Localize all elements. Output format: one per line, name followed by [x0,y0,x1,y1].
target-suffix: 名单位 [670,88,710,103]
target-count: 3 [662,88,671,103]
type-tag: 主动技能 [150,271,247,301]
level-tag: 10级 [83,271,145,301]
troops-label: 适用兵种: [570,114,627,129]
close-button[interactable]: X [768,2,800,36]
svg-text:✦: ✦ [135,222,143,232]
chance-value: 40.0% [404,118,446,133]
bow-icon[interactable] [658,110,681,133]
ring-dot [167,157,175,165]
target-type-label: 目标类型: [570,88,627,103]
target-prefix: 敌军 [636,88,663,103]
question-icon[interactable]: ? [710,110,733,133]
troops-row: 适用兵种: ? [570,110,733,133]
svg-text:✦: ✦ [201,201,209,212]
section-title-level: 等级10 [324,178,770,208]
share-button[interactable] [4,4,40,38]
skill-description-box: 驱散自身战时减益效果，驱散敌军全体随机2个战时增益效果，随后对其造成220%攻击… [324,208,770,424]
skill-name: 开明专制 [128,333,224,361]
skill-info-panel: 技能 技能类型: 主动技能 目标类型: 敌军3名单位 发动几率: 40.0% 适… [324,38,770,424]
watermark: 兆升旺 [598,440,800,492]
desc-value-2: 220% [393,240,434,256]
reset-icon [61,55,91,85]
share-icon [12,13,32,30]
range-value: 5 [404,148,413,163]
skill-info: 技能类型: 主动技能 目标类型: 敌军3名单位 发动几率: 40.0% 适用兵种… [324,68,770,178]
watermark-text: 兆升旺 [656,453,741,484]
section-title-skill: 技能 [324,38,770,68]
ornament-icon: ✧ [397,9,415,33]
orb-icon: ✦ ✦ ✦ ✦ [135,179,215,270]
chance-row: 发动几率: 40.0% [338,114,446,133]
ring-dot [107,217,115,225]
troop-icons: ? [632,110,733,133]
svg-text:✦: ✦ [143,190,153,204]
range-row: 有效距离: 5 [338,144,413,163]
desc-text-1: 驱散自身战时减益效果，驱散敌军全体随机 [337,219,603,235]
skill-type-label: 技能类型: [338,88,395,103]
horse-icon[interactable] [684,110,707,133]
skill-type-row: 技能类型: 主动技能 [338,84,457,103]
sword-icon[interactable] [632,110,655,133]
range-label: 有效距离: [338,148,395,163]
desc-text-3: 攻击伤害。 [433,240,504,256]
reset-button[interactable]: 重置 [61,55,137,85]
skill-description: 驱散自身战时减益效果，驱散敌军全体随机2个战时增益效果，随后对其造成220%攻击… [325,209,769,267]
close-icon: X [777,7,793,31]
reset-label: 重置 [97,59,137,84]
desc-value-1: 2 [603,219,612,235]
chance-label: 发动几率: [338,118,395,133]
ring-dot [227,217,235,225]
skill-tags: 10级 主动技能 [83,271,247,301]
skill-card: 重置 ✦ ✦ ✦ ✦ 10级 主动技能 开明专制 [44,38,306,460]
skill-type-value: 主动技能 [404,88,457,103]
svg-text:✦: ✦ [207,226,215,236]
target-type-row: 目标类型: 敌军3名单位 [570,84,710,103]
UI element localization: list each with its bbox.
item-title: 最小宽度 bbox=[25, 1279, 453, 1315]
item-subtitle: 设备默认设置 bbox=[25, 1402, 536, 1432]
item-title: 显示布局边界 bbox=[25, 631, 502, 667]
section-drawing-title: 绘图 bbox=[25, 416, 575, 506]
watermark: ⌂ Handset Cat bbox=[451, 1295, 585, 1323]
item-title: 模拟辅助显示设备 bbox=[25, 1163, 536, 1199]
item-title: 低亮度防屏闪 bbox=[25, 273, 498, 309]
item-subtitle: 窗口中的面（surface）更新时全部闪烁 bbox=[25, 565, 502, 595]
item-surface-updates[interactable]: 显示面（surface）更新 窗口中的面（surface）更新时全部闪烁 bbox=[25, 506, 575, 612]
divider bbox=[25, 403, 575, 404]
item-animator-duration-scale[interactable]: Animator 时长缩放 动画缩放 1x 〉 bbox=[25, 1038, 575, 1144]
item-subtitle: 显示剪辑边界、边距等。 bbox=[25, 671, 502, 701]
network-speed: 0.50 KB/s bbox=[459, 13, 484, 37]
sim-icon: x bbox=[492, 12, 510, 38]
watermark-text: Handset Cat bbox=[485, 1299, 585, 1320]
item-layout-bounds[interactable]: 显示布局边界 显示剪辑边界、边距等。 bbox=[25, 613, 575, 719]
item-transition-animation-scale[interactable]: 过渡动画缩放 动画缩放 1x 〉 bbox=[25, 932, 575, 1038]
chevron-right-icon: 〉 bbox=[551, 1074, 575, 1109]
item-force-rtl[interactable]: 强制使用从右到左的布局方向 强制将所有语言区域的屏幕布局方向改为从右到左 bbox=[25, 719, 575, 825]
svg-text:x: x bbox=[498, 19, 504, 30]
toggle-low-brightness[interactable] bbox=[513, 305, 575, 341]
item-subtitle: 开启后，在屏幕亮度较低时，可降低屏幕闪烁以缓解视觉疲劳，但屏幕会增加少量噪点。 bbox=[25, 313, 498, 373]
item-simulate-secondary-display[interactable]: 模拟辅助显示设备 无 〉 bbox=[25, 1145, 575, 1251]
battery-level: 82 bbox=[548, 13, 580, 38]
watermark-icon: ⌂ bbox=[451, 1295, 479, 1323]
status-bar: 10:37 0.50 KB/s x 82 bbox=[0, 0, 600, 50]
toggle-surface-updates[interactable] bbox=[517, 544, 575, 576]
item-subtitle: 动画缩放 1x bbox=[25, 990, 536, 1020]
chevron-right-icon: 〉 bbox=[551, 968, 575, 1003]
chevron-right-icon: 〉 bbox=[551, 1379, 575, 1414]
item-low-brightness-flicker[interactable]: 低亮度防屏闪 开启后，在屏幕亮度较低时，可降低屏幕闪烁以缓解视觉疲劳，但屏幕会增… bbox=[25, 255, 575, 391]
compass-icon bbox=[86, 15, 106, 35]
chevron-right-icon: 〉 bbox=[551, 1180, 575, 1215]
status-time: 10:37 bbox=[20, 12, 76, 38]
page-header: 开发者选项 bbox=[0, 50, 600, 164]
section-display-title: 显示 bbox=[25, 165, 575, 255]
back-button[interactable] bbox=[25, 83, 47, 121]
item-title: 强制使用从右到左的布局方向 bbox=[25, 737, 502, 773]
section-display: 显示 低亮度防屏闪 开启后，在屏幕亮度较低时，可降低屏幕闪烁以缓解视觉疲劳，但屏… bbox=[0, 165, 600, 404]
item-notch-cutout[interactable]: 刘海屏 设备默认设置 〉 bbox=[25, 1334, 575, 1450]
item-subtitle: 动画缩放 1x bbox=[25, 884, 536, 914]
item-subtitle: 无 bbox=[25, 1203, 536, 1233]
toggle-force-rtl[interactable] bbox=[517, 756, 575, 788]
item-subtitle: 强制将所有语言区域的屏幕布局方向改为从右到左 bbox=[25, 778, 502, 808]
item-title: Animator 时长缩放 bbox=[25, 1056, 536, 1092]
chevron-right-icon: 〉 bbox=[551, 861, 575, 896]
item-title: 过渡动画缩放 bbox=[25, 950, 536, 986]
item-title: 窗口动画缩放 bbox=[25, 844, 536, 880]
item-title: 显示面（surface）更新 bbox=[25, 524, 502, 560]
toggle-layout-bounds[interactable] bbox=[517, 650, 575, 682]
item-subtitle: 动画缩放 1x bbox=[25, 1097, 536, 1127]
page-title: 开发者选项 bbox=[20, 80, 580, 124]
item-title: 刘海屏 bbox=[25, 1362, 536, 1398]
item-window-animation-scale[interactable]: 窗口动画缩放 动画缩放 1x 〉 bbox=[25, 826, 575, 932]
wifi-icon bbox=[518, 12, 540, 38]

+++

**BRIEF**
Write every line of the entries above as a JSON list of strings, with one string per line and blank lines left out.

**IN RESPONSE**
[
  "Localize all elements. Output format: one per line, name followed by [x0,y0,x1,y1].",
  "target-suffix: 名单位 [670,88,710,103]",
  "target-count: 3 [662,88,671,103]",
  "type-tag: 主动技能 [150,271,247,301]",
  "level-tag: 10级 [83,271,145,301]",
  "troops-label: 适用兵种: [570,114,627,129]",
  "close-button[interactable]: X [768,2,800,36]",
  "svg-text:✦: ✦ [135,222,143,232]",
  "chance-value: 40.0% [404,118,446,133]",
  "bow-icon[interactable] [658,110,681,133]",
  "ring-dot [167,157,175,165]",
  "target-type-label: 目标类型: [570,88,627,103]",
  "target-prefix: 敌军 [636,88,663,103]",
  "question-icon[interactable]: ? [710,110,733,133]",
  "troops-row: 适用兵种: ? [570,110,733,133]",
  "svg-text:✦: ✦ [201,201,209,212]",
  "section-title-level: 等级10 [324,178,770,208]",
  "share-button[interactable] [4,4,40,38]",
  "skill-description-box: 驱散自身战时减益效果，驱散敌军全体随机2个战时增益效果，随后对其造成220%攻击… [324,208,770,424]",
  "skill-name: 开明专制 [128,333,224,361]",
  "skill-info-panel: 技能 技能类型: 主动技能 目标类型: 敌军3名单位 发动几率: 40.0% 适… [324,38,770,424]",
  "watermark: 兆升旺 [598,440,800,492]",
  "desc-value-2: 220% [393,240,434,256]",
  "reset-icon [61,55,91,85]",
  "share-icon [12,13,32,30]",
  "range-value: 5 [404,148,413,163]",
  "skill-info: 技能类型: 主动技能 目标类型: 敌军3名单位 发动几率: 40.0% 适用兵种… [324,68,770,178]",
  "watermark-text: 兆升旺 [656,453,741,484]",
  "section-title-skill: 技能 [324,38,770,68]",
  "ornament-icon: ✧ [397,9,415,33]",
  "orb-icon: ✦ ✦ ✦ ✦ [135,179,215,270]",
  "chance-row: 发动几率: 40.0% [338,114,446,133]",
  "ring-dot [107,217,115,225]",
  "troop-icons: ? [632,110,733,133]",
  "svg-text:✦: ✦ [143,190,153,204]",
  "range-row: 有效距离: 5 [338,144,413,163]",
  "desc-text-1: 驱散自身战时减益效果，驱散敌军全体随机 [337,219,603,235]",
  "skill-type-label: 技能类型: [338,88,395,103]",
  "horse-icon[interactable] [684,110,707,133]",
  "skill-type-row: 技能类型: 主动技能 [338,84,457,103]",
  "sword-icon[interactable] [632,110,655,133]",
  "range-label: 有效距离: [338,148,395,163]",
  "desc-text-3: 攻击伤害。 [433,240,504,256]",
  "reset-button[interactable]: 重置 [61,55,137,85]",
  "skill-description: 驱散自身战时减益效果，驱散敌军全体随机2个战时增益效果，随后对其造成220%攻击… [325,209,769,267]",
  "close-icon: X [777,7,793,31]",
  "reset-label: 重置 [97,59,137,84]",
  "desc-value-1: 2 [603,219,612,235]",
  "chance-label: 发动几率: [338,118,395,133]",
  "ring-dot [227,217,235,225]",
  "skill-tags: 10级 主动技能 [83,271,247,301]",
  "skill-card: 重置 ✦ ✦ ✦ ✦ 10级 主动技能 开明专制 [44,38,306,460]",
  "skill-type-value: 主动技能 [404,88,457,103]",
  "svg-text:✦: ✦ [207,226,215,236]",
  "target-type-row: 目标类型: 敌军3名单位 [570,84,710,103]",
  "UI element localization: list each with its bbox.",
  "item-title: 最小宽度 bbox=[25, 1279, 453, 1315]",
  "item-subtitle: 设备默认设置 bbox=[25, 1402, 536, 1432]",
  "item-title: 显示布局边界 bbox=[25, 631, 502, 667]",
  "section-drawing-title: 绘图 bbox=[25, 416, 575, 506]",
  "watermark: ⌂ Handset Cat bbox=[451, 1295, 585, 1323]",
  "item-title: 模拟辅助显示设备 bbox=[25, 1163, 536, 1199]",
  "item-title: 低亮度防屏闪 bbox=[25, 273, 498, 309]",
  "item-subtitle: 窗口中的面（surface）更新时全部闪烁 bbox=[25, 565, 502, 595]",
  "item-surface-updates[interactable]: 显示面（surface）更新 窗口中的面（surface）更新时全部闪烁 bbox=[25, 506, 575, 612]",
  "divider bbox=[25, 403, 575, 404]",
  "item-animator-duration-scale[interactable]: Animator 时长缩放 动画缩放 1x 〉 bbox=[25, 1038, 575, 1144]",
  "item-subtitle: 显示剪辑边界、边距等。 bbox=[25, 671, 502, 701]",
  "network-speed: 0.50 KB/s bbox=[459, 13, 484, 37]",
  "sim-icon: x bbox=[492, 12, 510, 38]",
  "watermark-text: Handset Cat bbox=[485, 1299, 585, 1320]",
  "item-layout-bounds[interactable]: 显示布局边界 显示剪辑边界、边距等。 bbox=[25, 613, 575, 719]",
  "item-transition-animation-scale[interactable]: 过渡动画缩放 动画缩放 1x 〉 bbox=[25, 932, 575, 1038]",
  "chevron-right-icon: 〉 bbox=[551, 1074, 575, 1109]",
  "item-force-rtl[interactable]: 强制使用从右到左的布局方向 强制将所有语言区域的屏幕布局方向改为从右到左 bbox=[25, 719, 575, 825]",
  "svg-text:x: x bbox=[498, 19, 504, 30]",
  "toggle-low-brightness[interactable] bbox=[513, 305, 575, 341]",
  "item-subtitle: 开启后，在屏幕亮度较低时，可降低屏幕闪烁以缓解视觉疲劳，但屏幕会增加少量噪点。 bbox=[25, 313, 498, 373]",
  "item-simulate-secondary-display[interactable]: 模拟辅助显示设备 无 〉 bbox=[25, 1145, 575, 1251]",
  "battery-level: 82 bbox=[548, 13, 580, 38]",
  "watermark-icon: ⌂ bbox=[451, 1295, 479, 1323]",
  "status-bar: 10:37 0.50 KB/s x 82 bbox=[0, 0, 600, 50]",
  "toggle-surface-updates[interactable] bbox=[517, 544, 575, 576]",
  "item-subtitle: 动画缩放 1x bbox=[25, 990, 536, 1020]",
  "chevron-right-icon: 〉 bbox=[551, 968, 575, 1003]",
  "chevron-right-icon: 〉 bbox=[551, 1379, 575, 1414]",
  "item-low-brightness-flicker[interactable]: 低亮度防屏闪 开启后，在屏幕亮度较低时，可降低屏幕闪烁以缓解视觉疲劳，但屏幕会增… bbox=[25, 255, 575, 391]",
  "compass-icon bbox=[86, 15, 106, 35]",
  "chevron-right-icon: 〉 bbox=[551, 1180, 575, 1215]",
  "status-time: 10:37 bbox=[20, 12, 76, 38]",
  "page-header: 开发者选项 bbox=[0, 50, 600, 164]",
  "section-display-title: 显示 bbox=[25, 165, 575, 255]",
  "back-button[interactable] bbox=[25, 83, 47, 121]",
  "item-title: 强制使用从右到左的布局方向 bbox=[25, 737, 502, 773]",
  "section-display: 显示 低亮度防屏闪 开启后，在屏幕亮度较低时，可降低屏幕闪烁以缓解视觉疲劳，但屏… bbox=[0, 165, 600, 404]",
  "item-notch-cutout[interactable]: 刘海屏 设备默认设置 〉 bbox=[25, 1334, 575, 1450]",
  "item-subtitle: 动画缩放 1x bbox=[25, 884, 536, 914]",
  "item-subtitle: 无 bbox=[25, 1203, 536, 1233]",
  "toggle-force-rtl[interactable] bbox=[517, 756, 575, 788]",
  "item-subtitle: 强制将所有语言区域的屏幕布局方向改为从右到左 bbox=[25, 778, 502, 808]",
  "item-title: Animator 时长缩放 bbox=[25, 1056, 536, 1092]",
  "chevron-right-icon: 〉 bbox=[551, 861, 575, 896]",
  "item-title: 过渡动画缩放 bbox=[25, 950, 536, 986]",
  "item-title: 窗口动画缩放 bbox=[25, 844, 536, 880]",
  "item-title: 显示面（surface）更新 bbox=[25, 524, 502, 560]",
  "toggle-layout-bounds[interactable] bbox=[517, 650, 575, 682]",
  "item-subtitle: 动画缩放 1x bbox=[25, 1097, 536, 1127]",
  "page-title: 开发者选项 bbox=[20, 80, 580, 124]",
  "item-title: 刘海屏 bbox=[25, 1362, 536, 1398]",
  "item-window-animation-scale[interactable]: 窗口动画缩放 动画缩放 1x 〉 bbox=[25, 826, 575, 932]",
  "wifi-icon bbox=[518, 12, 540, 38]"
]